### Written task:
Please repeat every line of the records below word for word, leaving the pictures out of your answer.

### Input data:
━━━━━━━━━━━━━━━━━━━━

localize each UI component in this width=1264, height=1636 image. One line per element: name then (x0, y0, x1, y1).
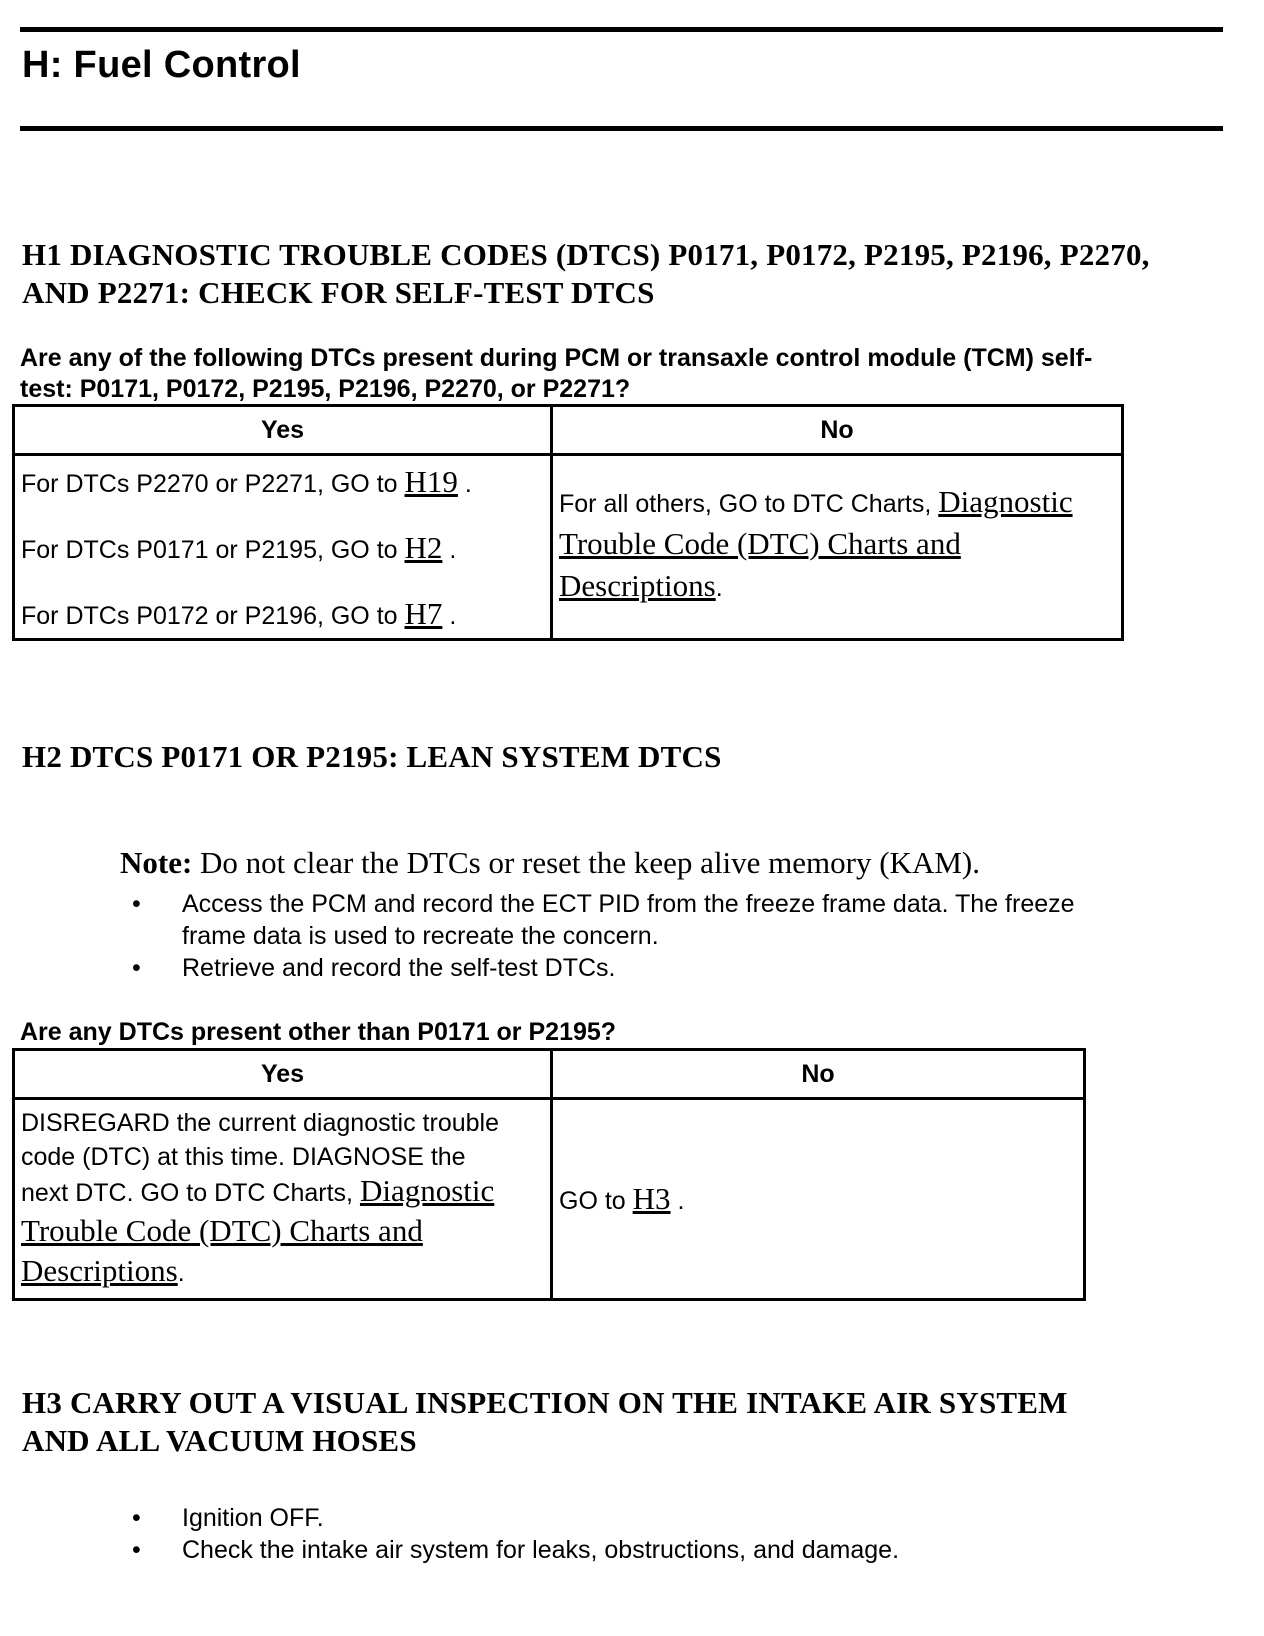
section-h2-heading: H2 DTCS P0171 OR P2195: LEAN SYSTEM DTCS (22, 739, 722, 774)
link-h7[interactable]: H7 (404, 596, 443, 631)
h3-bullet-list (132, 1502, 1192, 1566)
heading-line: AND ALL VACUUM HOSES (22, 1423, 417, 1458)
link-dtc-charts[interactable]: Diagnostic Trouble Code (DTC) Charts and Descriptions (559, 484, 1073, 603)
bullet-icon: • (132, 890, 141, 918)
bullet-icon: • (132, 1504, 141, 1532)
note-label: Note: (120, 845, 193, 880)
h2-note (120, 845, 980, 881)
question-line: test: P0171, P0172, P2195, P2196, P2270, or P2271? (20, 375, 631, 403)
top-rule (20, 27, 1223, 32)
h1-question (20, 343, 1220, 405)
heading-line: AND P2271: CHECK FOR SELF-TEST DTCS (22, 275, 655, 310)
heading-line: H3 CARRY OUT A VISUAL INSPECTION ON THE INTAKE AIR SYSTEM (22, 1385, 1068, 1420)
h1-decision-table (12, 404, 1124, 641)
link-h3[interactable]: H3 (632, 1181, 671, 1216)
list-item: • Access the PCM and record the ECT PID from the freeze frame data. The freeze frame data is used to recreate the concern. (132, 890, 1075, 950)
title-bottom-rule (20, 126, 1223, 131)
section-h3-heading (22, 1384, 1232, 1460)
h2-question: Are any DTCs present other than P0171 or P2195? (20, 1018, 617, 1046)
yes-row: For DTCs P2270 or P2271, GO to H19 . (21, 464, 472, 499)
list-item: • Ignition OFF. (132, 1504, 324, 1532)
h2-decision-table (12, 1048, 1086, 1301)
question-line: Are any of the following DTCs present during PCM or transaxle control module (TCM) self- (20, 344, 1093, 372)
section-h1-heading (22, 236, 1232, 312)
link-h19[interactable]: H19 (404, 464, 458, 499)
no-cell: For all others, GO to DTC Charts, Diagnostic Trouble Code (DTC) Charts and Descriptions. (552, 455, 1123, 640)
yes-column-header: Yes (14, 406, 552, 455)
link-dtc-charts[interactable]: Diagnostic Trouble Code (DTC) Charts and Descriptions (21, 1173, 495, 1288)
h2-bullet-list (132, 888, 1192, 984)
link-h2[interactable]: H2 (404, 530, 443, 565)
list-item: • Retrieve and record the self-test DTCs. (132, 954, 616, 982)
list-item: • Check the intake air system for leaks, obstructions, and damage. (132, 1536, 900, 1564)
yes-column-header: Yes (14, 1050, 552, 1099)
no-column-header: No (552, 406, 1123, 455)
yes-row: For DTCs P0171 or P2195, GO to H2 . (21, 530, 457, 565)
yes-row: For DTCs P0172 or P2196, GO to H7 . (21, 596, 457, 631)
no-column-header: No (552, 1050, 1085, 1099)
yes-cell: DISREGARD the current diagnostic trouble code (DTC) at this time. DIAGNOSE the next DTC. GO to DTC Charts, Diagnostic Trouble Code (DTC) Charts and Descriptions. (14, 1099, 552, 1300)
heading-line: H1 DIAGNOSTIC TROUBLE CODES (DTCS) P0171, P0172, P2195, P2196, P2270, (22, 237, 1150, 272)
yes-cell (14, 455, 552, 640)
no-cell: GO to H3 . (552, 1099, 1085, 1300)
bullet-icon: • (132, 1536, 141, 1564)
note-text: Do not clear the DTCs or reset the keep alive memory (KAM). (192, 845, 980, 880)
page-title: H: Fuel Control (22, 44, 301, 86)
bullet-icon: • (132, 954, 141, 982)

━━━━━━━━━━━━━━━━━━━━

### Task response:
localize each UI component in this width=1264, height=1636 image. One line per element: name then (x0, y0, x1, y1).
section-h2-heading: H2 DTCS P0171 OR P2195: LEAN SYSTEM DTCS (22, 739, 722, 774)
link-h7[interactable]: H7 (404, 596, 443, 631)
h3-bullet-list (132, 1502, 1192, 1566)
heading-line: AND ALL VACUUM HOSES (22, 1423, 417, 1458)
link-dtc-charts[interactable]: Diagnostic Trouble Code (DTC) Charts and Descriptions (559, 484, 1073, 603)
bullet-icon: • (132, 890, 141, 918)
bullet-icon: • (132, 1504, 141, 1532)
note-label: Note: (120, 845, 193, 880)
h2-note (120, 845, 980, 881)
question-line: test: P0171, P0172, P2195, P2196, P2270, or P2271? (20, 375, 631, 403)
top-rule (20, 27, 1223, 32)
h1-question (20, 343, 1220, 405)
heading-line: AND P2271: CHECK FOR SELF-TEST DTCS (22, 275, 655, 310)
heading-line: H3 CARRY OUT A VISUAL INSPECTION ON THE INTAKE AIR SYSTEM (22, 1385, 1068, 1420)
h1-decision-table (12, 404, 1124, 641)
link-h3[interactable]: H3 (632, 1181, 671, 1216)
list-item: • Access the PCM and record the ECT PID from the freeze frame data. The freeze frame data is used to recreate the concern. (132, 890, 1075, 950)
title-bottom-rule (20, 126, 1223, 131)
section-h3-heading (22, 1384, 1232, 1460)
h2-question: Are any DTCs present other than P0171 or P2195? (20, 1018, 617, 1046)
yes-row: For DTCs P2270 or P2271, GO to H19 . (21, 464, 472, 499)
list-item: • Ignition OFF. (132, 1504, 324, 1532)
h2-decision-table (12, 1048, 1086, 1301)
question-line: Are any of the following DTCs present during PCM or transaxle control module (TCM) self- (20, 344, 1093, 372)
section-h1-heading (22, 236, 1232, 312)
link-h19[interactable]: H19 (404, 464, 458, 499)
no-cell: For all others, GO to DTC Charts, Diagnostic Trouble Code (DTC) Charts and Descriptions. (552, 455, 1123, 640)
yes-column-header: Yes (14, 406, 552, 455)
link-dtc-charts[interactable]: Diagnostic Trouble Code (DTC) Charts and Descriptions (21, 1173, 495, 1288)
h2-bullet-list (132, 888, 1192, 984)
link-h2[interactable]: H2 (404, 530, 443, 565)
list-item: • Retrieve and record the self-test DTCs. (132, 954, 616, 982)
list-item: • Check the intake air system for leaks, obstructions, and damage. (132, 1536, 900, 1564)
yes-column-header: Yes (14, 1050, 552, 1099)
no-column-header: No (552, 406, 1123, 455)
yes-row: For DTCs P0171 or P2195, GO to H2 . (21, 530, 457, 565)
yes-row: For DTCs P0172 or P2196, GO to H7 . (21, 596, 457, 631)
no-column-header: No (552, 1050, 1085, 1099)
yes-cell: DISREGARD the current diagnostic trouble code (DTC) at this time. DIAGNOSE the next DTC. GO to DTC Charts, Diagnostic Trouble Code (DTC) Charts and Descriptions. (14, 1099, 552, 1300)
heading-line: H1 DIAGNOSTIC TROUBLE CODES (DTCS) P0171, P0172, P2195, P2196, P2270, (22, 237, 1150, 272)
yes-cell (14, 455, 552, 640)
no-cell: GO to H3 . (552, 1099, 1085, 1300)
bullet-icon: • (132, 1536, 141, 1564)
note-text: Do not clear the DTCs or reset the keep alive memory (KAM). (192, 845, 980, 880)
page-title: H: Fuel Control (22, 44, 301, 86)
bullet-icon: • (132, 954, 141, 982)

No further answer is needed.